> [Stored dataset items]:
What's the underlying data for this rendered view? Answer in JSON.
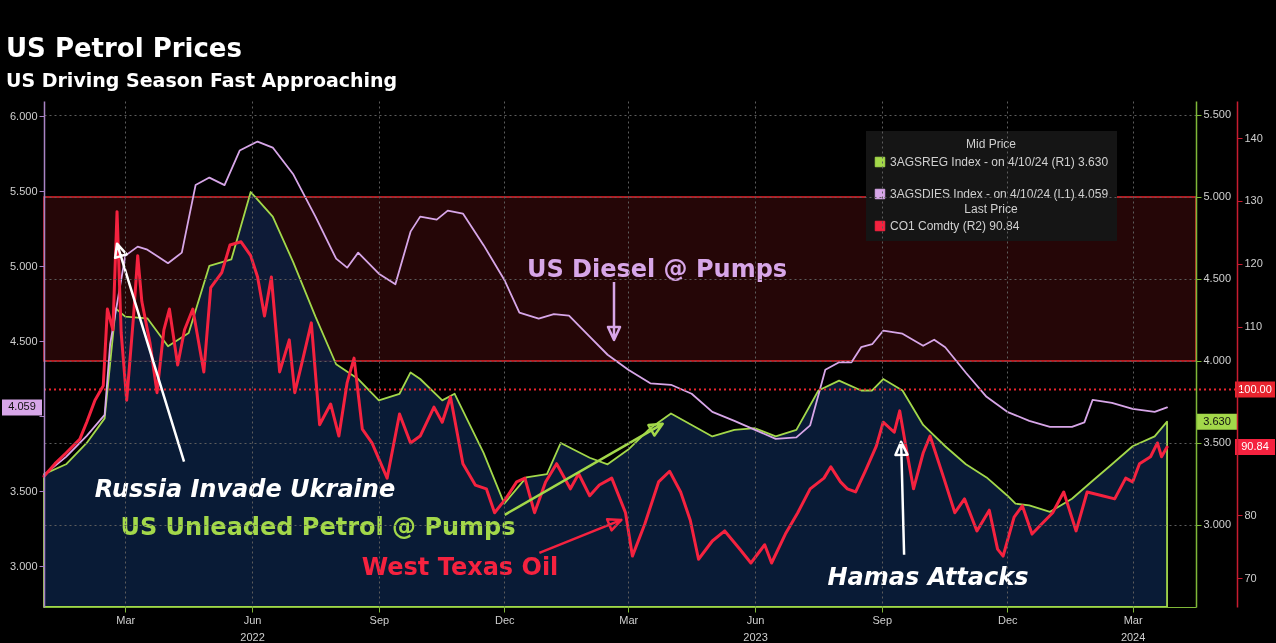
{
  "chart_data": {
    "type": "line",
    "title": "US Petrol Prices",
    "subtitle": "US Driving Season Fast Approaching",
    "legend_title": "Mid Price",
    "legend": "top right",
    "grid": true,
    "xlim": [
      "2022-01-16",
      "2024-05-01"
    ],
    "xticks": [
      {
        "value": "2022-03-16",
        "label": "Mar"
      },
      {
        "value": "2022-06-16",
        "label": "Jun\n2022"
      },
      {
        "value": "2022-09-16",
        "label": "Sep"
      },
      {
        "value": "2022-12-16",
        "label": "Dec"
      },
      {
        "value": "2023-03-16",
        "label": "Mar"
      },
      {
        "value": "2023-06-16",
        "label": "Jun\n2023"
      },
      {
        "value": "2023-09-16",
        "label": "Sep"
      },
      {
        "value": "2023-12-16",
        "label": "Dec"
      },
      {
        "value": "2024-03-16",
        "label": "Mar\n2024"
      }
    ],
    "ylim": [
      2.73,
      6.1
    ],
    "yticks": [
      {
        "value": 3,
        "label": "3.000"
      },
      {
        "value": 3.5,
        "label": "3.500"
      },
      {
        "value": 4,
        "label": null
      },
      {
        "value": 4.5,
        "label": "4.500"
      },
      {
        "value": 5,
        "label": "5.000"
      },
      {
        "value": 5.5,
        "label": "5.500"
      },
      {
        "value": 6,
        "label": "6.000"
      }
    ],
    "y2lim": [
      2.5,
      5.585
    ],
    "y2ticks": [
      {
        "value": 3,
        "label": "3.000"
      },
      {
        "value": 3.5,
        "label": "3.500"
      },
      {
        "value": 4,
        "label": "4.000"
      },
      {
        "value": 4.5,
        "label": "4.500"
      },
      {
        "value": 5,
        "label": "5.000"
      },
      {
        "value": 5.5,
        "label": "5.500"
      }
    ],
    "y3lim": [
      65.4,
      145.9
    ],
    "y3ticks": [
      70,
      80,
      {
        "value": 100,
        "label": null
      },
      110,
      120,
      130,
      140
    ],
    "bands": [
      {
        "axis": "y2",
        "from": 4,
        "to": 5,
        "color": "#e8242e"
      }
    ],
    "ref_lines": [
      {
        "axis": "y3",
        "value": 100,
        "label": "100.00",
        "color": "#e8242e",
        "line_style": "dotted"
      }
    ],
    "annotations": [
      {
        "text": "Russia Invade Ukraine",
        "x": "2022-03-10",
        "y": 5.15
      },
      {
        "text": "US Unleaded Petrol @ Pumps",
        "x": "2023-04-10",
        "y": 3.95
      },
      {
        "text": "West Texas Oil",
        "x": "2023-03-11",
        "y": 3.31
      },
      "US Diesel @ Pumps",
      {
        "text": "Hamas Attacks",
        "x": "2023-09-30",
        "y": 3.83
      },
      "Last Price",
      "3.630",
      "4.059",
      "90.84"
    ],
    "series": [
      {
        "name": "3AGSREG Index - on 4/10/24 (R1) 3.630",
        "type": "area",
        "axis": "y2",
        "color": "#a3d84a",
        "x": [
          "2022-01-16",
          "2022-02-01",
          "2022-02-16",
          "2022-03-01",
          "2022-03-09",
          "2022-03-16",
          "2022-04-01",
          "2022-04-16",
          "2022-05-01",
          "2022-05-16",
          "2022-06-01",
          "2022-06-15",
          "2022-07-01",
          "2022-07-16",
          "2022-08-01",
          "2022-08-16",
          "2022-09-01",
          "2022-09-16",
          "2022-10-01",
          "2022-10-09",
          "2022-10-16",
          "2022-11-01",
          "2022-11-10",
          "2022-12-01",
          "2022-12-16",
          "2023-01-01",
          "2023-01-16",
          "2023-01-26",
          "2023-02-16",
          "2023-03-01",
          "2023-03-16",
          "2023-04-01",
          "2023-04-16",
          "2023-05-01",
          "2023-05-16",
          "2023-06-01",
          "2023-06-16",
          "2023-07-01",
          "2023-07-16",
          "2023-08-01",
          "2023-08-16",
          "2023-09-01",
          "2023-09-09",
          "2023-09-17",
          "2023-10-01",
          "2023-10-16",
          "2023-11-01",
          "2023-11-16",
          "2023-12-01",
          "2023-12-16",
          "2023-12-22",
          "2024-01-01",
          "2024-01-16",
          "2024-02-01",
          "2024-02-16",
          "2024-03-01",
          "2024-03-16",
          "2024-04-01",
          "2024-04-10"
        ],
        "values": [
          3.31,
          3.37,
          3.5,
          3.65,
          4.32,
          4.27,
          4.26,
          4.09,
          4.17,
          4.58,
          4.62,
          5.03,
          4.88,
          4.6,
          4.27,
          3.98,
          3.89,
          3.76,
          3.8,
          3.93,
          3.89,
          3.76,
          3.8,
          3.44,
          3.13,
          3.29,
          3.31,
          3.5,
          3.41,
          3.37,
          3.46,
          3.59,
          3.68,
          3.61,
          3.54,
          3.58,
          3.59,
          3.54,
          3.58,
          3.82,
          3.88,
          3.82,
          3.82,
          3.89,
          3.82,
          3.61,
          3.48,
          3.37,
          3.29,
          3.18,
          3.13,
          3.12,
          3.08,
          3.16,
          3.27,
          3.37,
          3.48,
          3.54,
          3.63
        ]
      },
      {
        "name": "3AGSDIES Index - on 4/10/24 (L1) 4.059",
        "color": "#d7a6e8",
        "x": [
          "2022-01-16",
          "2022-02-01",
          "2022-02-16",
          "2022-03-01",
          "2022-03-05",
          "2022-03-16",
          "2022-03-25",
          "2022-04-01",
          "2022-04-16",
          "2022-04-26",
          "2022-05-06",
          "2022-05-16",
          "2022-05-27",
          "2022-06-07",
          "2022-06-20",
          "2022-07-01",
          "2022-07-16",
          "2022-08-01",
          "2022-08-16",
          "2022-08-24",
          "2022-09-01",
          "2022-09-16",
          "2022-09-28",
          "2022-10-09",
          "2022-10-16",
          "2022-10-28",
          "2022-11-05",
          "2022-11-16",
          "2022-12-01",
          "2022-12-16",
          "2022-12-27",
          "2023-01-10",
          "2023-01-21",
          "2023-02-01",
          "2023-02-16",
          "2023-03-01",
          "2023-03-16",
          "2023-04-01",
          "2023-04-16",
          "2023-05-01",
          "2023-05-16",
          "2023-06-01",
          "2023-06-16",
          "2023-07-01",
          "2023-07-16",
          "2023-07-26",
          "2023-08-06",
          "2023-08-16",
          "2023-08-25",
          "2023-09-01",
          "2023-09-09",
          "2023-09-17",
          "2023-10-01",
          "2023-10-16",
          "2023-10-24",
          "2023-11-01",
          "2023-11-16",
          "2023-12-01",
          "2023-12-16",
          "2024-01-01",
          "2024-01-16",
          "2024-02-01",
          "2024-02-10",
          "2024-02-16",
          "2024-03-01",
          "2024-03-16",
          "2024-04-01",
          "2024-04-10"
        ],
        "values": [
          3.61,
          3.73,
          3.87,
          4.01,
          4.48,
          5.07,
          5.13,
          5.11,
          5.02,
          5.09,
          5.54,
          5.59,
          5.54,
          5.77,
          5.83,
          5.79,
          5.61,
          5.33,
          5.05,
          4.99,
          5.09,
          4.95,
          4.88,
          5.23,
          5.33,
          5.31,
          5.37,
          5.35,
          5.14,
          4.91,
          4.69,
          4.65,
          4.68,
          4.67,
          4.53,
          4.41,
          4.31,
          4.22,
          4.21,
          4.15,
          4.03,
          3.97,
          3.91,
          3.85,
          3.86,
          3.94,
          4.31,
          4.36,
          4.36,
          4.46,
          4.48,
          4.57,
          4.55,
          4.47,
          4.51,
          4.46,
          4.29,
          4.13,
          4.03,
          3.97,
          3.93,
          3.93,
          3.96,
          4.11,
          4.09,
          4.05,
          4.03,
          4.059
        ]
      },
      {
        "name": "CO1 Comdty (R2) 90.84",
        "axis": "y3",
        "color": "#f5223f",
        "x": [
          "2022-01-16",
          "2022-01-24",
          "2022-02-01",
          "2022-02-11",
          "2022-02-16",
          "2022-02-22",
          "2022-02-28",
          "2022-03-03",
          "2022-03-07",
          "2022-03-10",
          "2022-03-13",
          "2022-03-17",
          "2022-03-22",
          "2022-03-25",
          "2022-03-28",
          "2022-04-03",
          "2022-04-08",
          "2022-04-13",
          "2022-04-17",
          "2022-04-23",
          "2022-04-28",
          "2022-05-04",
          "2022-05-12",
          "2022-05-17",
          "2022-05-25",
          "2022-05-31",
          "2022-06-08",
          "2022-06-15",
          "2022-06-20",
          "2022-06-25",
          "2022-06-30",
          "2022-07-06",
          "2022-07-13",
          "2022-07-17",
          "2022-07-23",
          "2022-07-29",
          "2022-08-04",
          "2022-08-12",
          "2022-08-18",
          "2022-08-24",
          "2022-08-29",
          "2022-09-04",
          "2022-09-11",
          "2022-09-22",
          "2022-10-01",
          "2022-10-09",
          "2022-10-16",
          "2022-10-26",
          "2022-11-01",
          "2022-11-07",
          "2022-11-16",
          "2022-11-25",
          "2022-12-03",
          "2022-12-09",
          "2022-12-17",
          "2022-12-25",
          "2022-12-31",
          "2023-01-07",
          "2023-01-15",
          "2023-01-23",
          "2023-02-02",
          "2023-02-08",
          "2023-02-16",
          "2023-02-23",
          "2023-03-04",
          "2023-03-14",
          "2023-03-19",
          "2023-03-28",
          "2023-04-07",
          "2023-04-15",
          "2023-04-23",
          "2023-04-30",
          "2023-05-06",
          "2023-05-16",
          "2023-05-25",
          "2023-06-05",
          "2023-06-13",
          "2023-06-23",
          "2023-06-28",
          "2023-07-08",
          "2023-07-17",
          "2023-07-26",
          "2023-08-05",
          "2023-08-10",
          "2023-08-17",
          "2023-08-22",
          "2023-08-28",
          "2023-09-04",
          "2023-09-12",
          "2023-09-17",
          "2023-09-25",
          "2023-09-29",
          "2023-10-03",
          "2023-10-09",
          "2023-10-16",
          "2023-10-21",
          "2023-10-31",
          "2023-11-08",
          "2023-11-15",
          "2023-11-24",
          "2023-12-03",
          "2023-12-09",
          "2023-12-13",
          "2023-12-21",
          "2023-12-27",
          "2024-01-03",
          "2024-01-10",
          "2024-01-18",
          "2024-01-26",
          "2024-02-04",
          "2024-02-12",
          "2024-02-23",
          "2024-03-03",
          "2024-03-11",
          "2024-03-16",
          "2024-03-21",
          "2024-03-29",
          "2024-04-03",
          "2024-04-06",
          "2024-04-10"
        ],
        "values": [
          86.2,
          88.2,
          89.9,
          92.1,
          94.8,
          98.3,
          100.6,
          112.8,
          109.5,
          128.3,
          109.0,
          98.3,
          111.7,
          121.3,
          114.0,
          107.3,
          99.5,
          109.5,
          112.8,
          103.9,
          109.5,
          112.8,
          102.8,
          116.2,
          118.6,
          123.0,
          123.5,
          121.3,
          117.9,
          111.7,
          117.9,
          102.8,
          107.9,
          99.5,
          105.0,
          110.6,
          94.4,
          97.7,
          92.6,
          101.1,
          105.0,
          93.7,
          91.5,
          85.9,
          96.1,
          91.5,
          92.6,
          97.2,
          94.8,
          98.8,
          88.2,
          84.8,
          84.2,
          80.4,
          82.6,
          85.3,
          85.9,
          80.4,
          85.3,
          88.2,
          84.2,
          86.6,
          83.1,
          84.8,
          85.9,
          80.4,
          73.5,
          78.6,
          85.3,
          87.0,
          83.7,
          79.2,
          73.0,
          75.9,
          77.5,
          74.6,
          72.4,
          75.3,
          72.4,
          77.0,
          80.4,
          84.2,
          85.9,
          87.7,
          85.3,
          84.2,
          83.7,
          87.0,
          91.0,
          94.8,
          93.2,
          96.6,
          91.5,
          84.2,
          89.9,
          92.6,
          85.9,
          80.4,
          82.6,
          77.5,
          80.8,
          74.6,
          73.5,
          79.7,
          81.5,
          77.0,
          78.6,
          80.4,
          83.7,
          77.5,
          83.7,
          83.1,
          82.6,
          85.9,
          85.3,
          88.2,
          89.3,
          91.5,
          89.3,
          90.84
        ]
      }
    ]
  }
}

> [WORK INSTRUCTIONS]: Determine how many lines of the listing hold the word "name" and reply with that figure alone.

> [SOLVED PROBLEM]: 3